§ Ausgangstext

================================

Gott zeigt sich im ZwischenNostra Aetate und die Zukunft der Theologien

Mit "Nostra Aetate" brach die katholische Kirche mit Jahrhunderten der christlichen Abgrenzung vom Islam. Sechzig Jahre später braucht es mehr als eine respektvolle Würdigung – nämlich eine Theologie, die sich vom Anderen befragen lässt.

Ahmad Milad Karimi
Ahmad Milad Karimi beim "Dies facultatis" der Wiener Katholisch-Theologischen Fakultät am 15. Oktober 2025© Henning Klingen

Vor 60 Jahren, im Oktober 1965, verabschiedete das Zweite Vatikanische Konzil ein Dokument, das zu den feinsinnigsten und zugleich folgenreichsten Texten des 20. Jahrhunderts gehört: "Nostra Aetate". In wenigen Absätzen veränderte sich der Ton der Theologie. Zum ersten Mal sprach die katholische Kirche mit einer solchen Klarheit, Achtung und Feinfühligkeit über die anderen Religionen. Der Text ist kurz, aber von seltener Dichte. Er wendet sich dem Judentum, dem Hinduismus, dem Buddhismus und – in einem bemerkenswert knappen, doch bedeutsamen Absatz – dem Islam zu. Dort heißt es, dass die Kirche "mit Wertschätzung" (cum aestimatione) auf die Muslime blickt, die den einen Gott anbeten, den Schöpfer des Himmels und der Erde, den barmherzigen und allmächtigen, der zu den Menschen gesprochen hat.

Diese Passage war nicht selbstverständlich. Sie entstand nach langen innerkirchlichen Debatten, nach theologischen Kämpfen und politischen Widerständen. Dass der Islam überhaupt Erwähnung fand, zeigte, dass eine neue Zeit nur beginnen kann, wenn man den Anderen nicht länger als Schatten, sondern als Mitadressaten der göttlichen Rede versteht.

Das Ende der Polemik

Diese wenigen Zeilen waren – gemessen an der Geschichte der christlich-islamischen Beziehungen – ein Bruch mit Jahrhunderten der Polemik. Sie standen im Schatten von Kreuzzügen, Mission und Misstrauen, aber sie öffneten ein Tor. Die Sprache von "Nostra Aetate" war nicht allein ein diplomatisches Signal, sondern ein theologisches Ereignis. Es war ein Text, der sich selbst überstieg: er sprach leise, aber diese leise Stimme war lauter als viele Bekenntnisse vor ihm.

Heute, 60 Jahre später, verdienen diese Sätze eine doppelte Haltung: Würdigung und Prüfung. Würdigung, weil sie unter den Bedingungen ihrer Zeit Mut bedeuteten – theologisch, geistlich, kirchenpolitisch, interreligiös. Prüfung, weil jeder Text, der vom Anderen spricht, auch von sich selbst spricht. Die Frage ist, ob die Geste der "Wertschätzung" inhaltlich eingeholt wurde, wenn sie das Eigene im Modus des Anerkennens bewahrt, ohne sich wirklich anfragen zu lassen.

================================

§ Ausgangsdaten
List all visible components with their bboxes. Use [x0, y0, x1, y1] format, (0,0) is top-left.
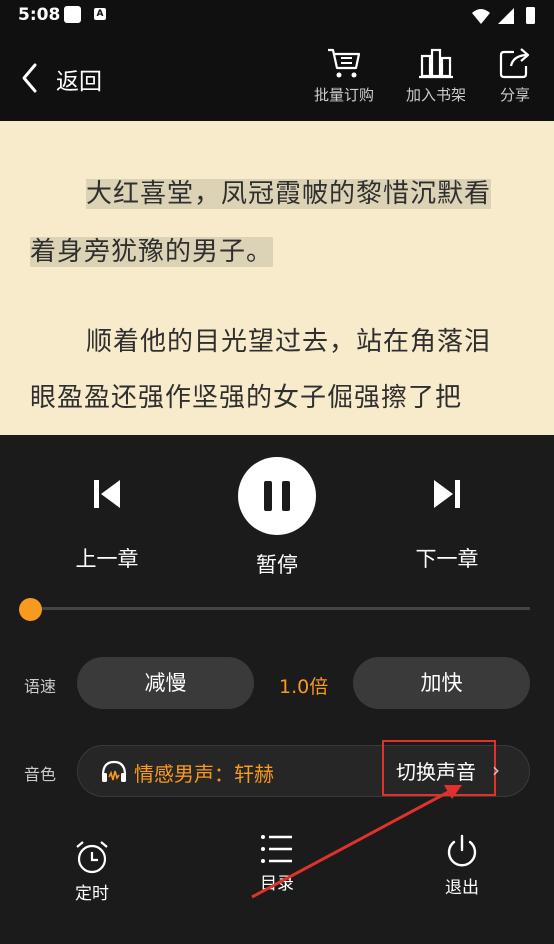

================================

§ Deine Aufgaben
**a)** Schreib aus dem Text über „Nostra Aetate“ das Stück ab, das bei „Heute, 60 Jahre“ anfängt und bei „anfragen zu lassen.“ aufhört.
**b)** Wann genau hat das Zweite Vatikanische Konzil laut dem Text über „Nostra Aetate“ dieses Dokument verabschiedet?
**c)** Fass den Absatz aus dem Text über „Nostra Aetate“, der mit „Heute, 60 Jahre später“ beginnt, kürzer als Liste zusammen.

§ Fertige Lösungen
**a)**
Heute, 60 Jahre später, verdienen diese Sätze eine doppelte Haltung: Würdigung und Prüfung. Würdigung, weil sie unter den Bedingungen ihrer Zeit Mut bedeuteten – theologisch, geistlich, kirchenpolitisch, interreligiös. Prüfung, weil jeder Text, der vom Anderen spricht, auch von sich selbst spricht. Die Frage ist, ob die Geste der "Wertschätzung" inhaltlich eingeholt wurde, wenn sie das Eigene im Modus des Anerkennens bewahrt, ohne sich wirklich anfragen zu lassen.

**b)** Im Oktober 1965.

**c)**
- Nach 60 Jahren verdienen die Sätze zweierlei: Würdigung und Prüfung.
- Würdigung, weil sie damals Mut bedeuteten: theologisch, geistlich, kirchenpolitisch und interreligiös.
- Prüfung, weil jeder Text über den Anderen auch etwas über sich selbst sagt.
- Offen ist, ob die „Wertschätzung“ inhaltlich eingelöst wurde, wenn sie das Eigene nur anerkennend bewahrt, ohne sich wirklich befragen zu lassen.